> Your objective:
Give the entries again, word for word.
::: Supplied records
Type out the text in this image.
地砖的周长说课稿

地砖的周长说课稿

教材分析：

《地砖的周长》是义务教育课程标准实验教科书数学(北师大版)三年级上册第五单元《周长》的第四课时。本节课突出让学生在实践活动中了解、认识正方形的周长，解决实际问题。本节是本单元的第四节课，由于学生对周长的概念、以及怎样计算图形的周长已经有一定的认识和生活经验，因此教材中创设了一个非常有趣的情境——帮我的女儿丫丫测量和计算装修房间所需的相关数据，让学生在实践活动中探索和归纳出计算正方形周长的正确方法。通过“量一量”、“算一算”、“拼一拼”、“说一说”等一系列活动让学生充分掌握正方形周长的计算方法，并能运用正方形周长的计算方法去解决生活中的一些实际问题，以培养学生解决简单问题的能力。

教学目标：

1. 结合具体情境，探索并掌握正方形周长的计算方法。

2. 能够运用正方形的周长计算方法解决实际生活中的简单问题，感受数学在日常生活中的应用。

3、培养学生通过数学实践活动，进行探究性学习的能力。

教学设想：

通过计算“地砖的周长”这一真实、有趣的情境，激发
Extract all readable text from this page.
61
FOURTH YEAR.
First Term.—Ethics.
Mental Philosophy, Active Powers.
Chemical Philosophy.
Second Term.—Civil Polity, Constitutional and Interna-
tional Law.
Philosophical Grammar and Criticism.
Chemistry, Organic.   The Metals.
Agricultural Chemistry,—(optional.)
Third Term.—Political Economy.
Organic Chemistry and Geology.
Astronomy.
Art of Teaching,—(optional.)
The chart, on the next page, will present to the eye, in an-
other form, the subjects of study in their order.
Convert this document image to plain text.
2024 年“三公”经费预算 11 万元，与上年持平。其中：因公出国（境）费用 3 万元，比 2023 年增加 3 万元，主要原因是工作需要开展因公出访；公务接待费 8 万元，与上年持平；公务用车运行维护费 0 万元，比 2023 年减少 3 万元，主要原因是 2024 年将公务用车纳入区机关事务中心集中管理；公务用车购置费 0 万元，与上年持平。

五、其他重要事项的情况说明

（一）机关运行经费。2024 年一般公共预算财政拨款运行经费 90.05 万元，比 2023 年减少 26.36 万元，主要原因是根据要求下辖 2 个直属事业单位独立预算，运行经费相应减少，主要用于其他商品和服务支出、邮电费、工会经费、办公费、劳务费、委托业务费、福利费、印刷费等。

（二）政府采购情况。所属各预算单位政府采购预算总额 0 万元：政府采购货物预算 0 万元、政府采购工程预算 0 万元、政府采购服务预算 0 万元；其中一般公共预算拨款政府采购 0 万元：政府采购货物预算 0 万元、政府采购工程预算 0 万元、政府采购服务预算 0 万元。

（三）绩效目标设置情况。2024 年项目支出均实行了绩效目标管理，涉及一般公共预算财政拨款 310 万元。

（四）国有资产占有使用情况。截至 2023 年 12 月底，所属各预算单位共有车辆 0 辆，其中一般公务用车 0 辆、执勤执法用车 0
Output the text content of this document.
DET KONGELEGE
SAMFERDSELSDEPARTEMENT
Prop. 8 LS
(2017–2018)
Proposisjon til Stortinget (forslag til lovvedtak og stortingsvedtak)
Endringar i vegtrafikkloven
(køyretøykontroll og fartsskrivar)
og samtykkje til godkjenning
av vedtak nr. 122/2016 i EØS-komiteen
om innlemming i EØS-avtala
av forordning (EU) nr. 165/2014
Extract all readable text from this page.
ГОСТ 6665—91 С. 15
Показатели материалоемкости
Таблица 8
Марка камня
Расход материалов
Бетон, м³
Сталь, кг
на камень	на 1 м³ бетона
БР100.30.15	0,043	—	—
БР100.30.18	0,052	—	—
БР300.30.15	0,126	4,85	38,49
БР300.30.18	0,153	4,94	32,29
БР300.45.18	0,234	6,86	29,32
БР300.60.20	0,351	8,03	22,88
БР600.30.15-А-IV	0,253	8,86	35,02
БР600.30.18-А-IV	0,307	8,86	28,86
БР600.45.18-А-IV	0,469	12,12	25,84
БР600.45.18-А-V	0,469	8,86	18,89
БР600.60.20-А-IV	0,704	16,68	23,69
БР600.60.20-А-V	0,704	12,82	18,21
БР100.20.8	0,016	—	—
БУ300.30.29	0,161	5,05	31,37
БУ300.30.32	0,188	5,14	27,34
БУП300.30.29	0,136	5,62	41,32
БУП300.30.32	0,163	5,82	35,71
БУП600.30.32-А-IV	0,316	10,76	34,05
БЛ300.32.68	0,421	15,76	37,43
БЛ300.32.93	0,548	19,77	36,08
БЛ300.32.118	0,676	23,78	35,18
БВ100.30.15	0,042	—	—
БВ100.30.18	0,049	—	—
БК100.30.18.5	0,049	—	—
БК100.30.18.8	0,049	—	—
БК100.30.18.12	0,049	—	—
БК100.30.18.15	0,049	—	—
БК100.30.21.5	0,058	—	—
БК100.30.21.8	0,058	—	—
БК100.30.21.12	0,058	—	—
::::::
> Response to this task:
Type out the text in this image.
地砖的周长说课稿

地砖的周长说课稿

教材分析：

《地砖的周长》是义务教育课程标准实验教科书数学(北师大版)三年级上册第五单元《周长》的第四课时。本节课突出让学生在实践活动中了解、认识正方形的周长，解决实际问题。本节是本单元的第四节课，由于学生对周长的概念、以及怎样计算图形的周长已经有一定的认识和生活经验，因此教材中创设了一个非常有趣的情境——帮我的女儿丫丫测量和计算装修房间所需的相关数据，让学生在实践活动中探索和归纳出计算正方形周长的正确方法。通过“量一量”、“算一算”、“拼一拼”、“说一说”等一系列活动让学生充分掌握正方形周长的计算方法，并能运用正方形周长的计算方法去解决生活中的一些实际问题，以培养学生解决简单问题的能力。

教学目标：

1. 结合具体情境，探索并掌握正方形周长的计算方法。

2. 能够运用正方形的周长计算方法解决实际生活中的简单问题，感受数学在日常生活中的应用。

3、培养学生通过数学实践活动，进行探究性学习的能力。

教学设想：

通过计算“地砖的周长”这一真实、有趣的情境，激发
Extract all readable text from this page.
61
FOURTH YEAR.
First Term.—Ethics.
Mental Philosophy, Active Powers.
Chemical Philosophy.
Second Term.—Civil Polity, Constitutional and Interna-
tional Law.
Philosophical Grammar and Criticism.
Chemistry, Organic.   The Metals.
Agricultural Chemistry,—(optional.)
Third Term.—Political Economy.
Organic Chemistry and Geology.
Astronomy.
Art of Teaching,—(optional.)
The chart, on the next page, will present to the eye, in an-
other form, the subjects of study in their order.
Convert this document image to plain text.
2024 年“三公”经费预算 11 万元，与上年持平。其中：因公出国（境）费用 3 万元，比 2023 年增加 3 万元，主要原因是工作需要开展因公出访；公务接待费 8 万元，与上年持平；公务用车运行维护费 0 万元，比 2023 年减少 3 万元，主要原因是 2024 年将公务用车纳入区机关事务中心集中管理；公务用车购置费 0 万元，与上年持平。

五、其他重要事项的情况说明

（一）机关运行经费。2024 年一般公共预算财政拨款运行经费 90.05 万元，比 2023 年减少 26.36 万元，主要原因是根据要求下辖 2 个直属事业单位独立预算，运行经费相应减少，主要用于其他商品和服务支出、邮电费、工会经费、办公费、劳务费、委托业务费、福利费、印刷费等。

（二）政府采购情况。所属各预算单位政府采购预算总额 0 万元：政府采购货物预算 0 万元、政府采购工程预算 0 万元、政府采购服务预算 0 万元；其中一般公共预算拨款政府采购 0 万元：政府采购货物预算 0 万元、政府采购工程预算 0 万元、政府采购服务预算 0 万元。

（三）绩效目标设置情况。2024 年项目支出均实行了绩效目标管理，涉及一般公共预算财政拨款 310 万元。

（四）国有资产占有使用情况。截至 2023 年 12 月底，所属各预算单位共有车辆 0 辆，其中一般公务用车 0 辆、执勤执法用车 0
Output the text content of this document.
DET KONGELEGE
SAMFERDSELSDEPARTEMENT
Prop. 8 LS
(2017–2018)
Proposisjon til Stortinget (forslag til lovvedtak og stortingsvedtak)
Endringar i vegtrafikkloven
(køyretøykontroll og fartsskrivar)
og samtykkje til godkjenning
av vedtak nr. 122/2016 i EØS-komiteen
om innlemming i EØS-avtala
av forordning (EU) nr. 165/2014
Extract all readable text from this page.
ГОСТ 6665—91 С. 15
Показатели материалоемкости
Таблица 8
Марка камня
Расход материалов
Бетон, м³
Сталь, кг
на камень	на 1 м³ бетона
БР100.30.15	0,043	—	—
БР100.30.18	0,052	—	—
БР300.30.15	0,126	4,85	38,49
БР300.30.18	0,153	4,94	32,29
БР300.45.18	0,234	6,86	29,32
БР300.60.20	0,351	8,03	22,88
БР600.30.15-А-IV	0,253	8,86	35,02
БР600.30.18-А-IV	0,307	8,86	28,86
БР600.45.18-А-IV	0,469	12,12	25,84
БР600.45.18-А-V	0,469	8,86	18,89
БР600.60.20-А-IV	0,704	16,68	23,69
БР600.60.20-А-V	0,704	12,82	18,21
БР100.20.8	0,016	—	—
БУ300.30.29	0,161	5,05	31,37
БУ300.30.32	0,188	5,14	27,34
БУП300.30.29	0,136	5,62	41,32
БУП300.30.32	0,163	5,82	35,71
БУП600.30.32-А-IV	0,316	10,76	34,05
БЛ300.32.68	0,421	15,76	37,43
БЛ300.32.93	0,548	19,77	36,08
БЛ300.32.118	0,676	23,78	35,18
БВ100.30.15	0,042	—	—
БВ100.30.18	0,049	—	—
БК100.30.18.5	0,049	—	—
БК100.30.18.8	0,049	—	—
БК100.30.18.12	0,049	—	—
БК100.30.18.15	0,049	—	—
БК100.30.21.5	0,058	—	—
БК100.30.21.8	0,058	—	—
БК100.30.21.12	0,058	—	—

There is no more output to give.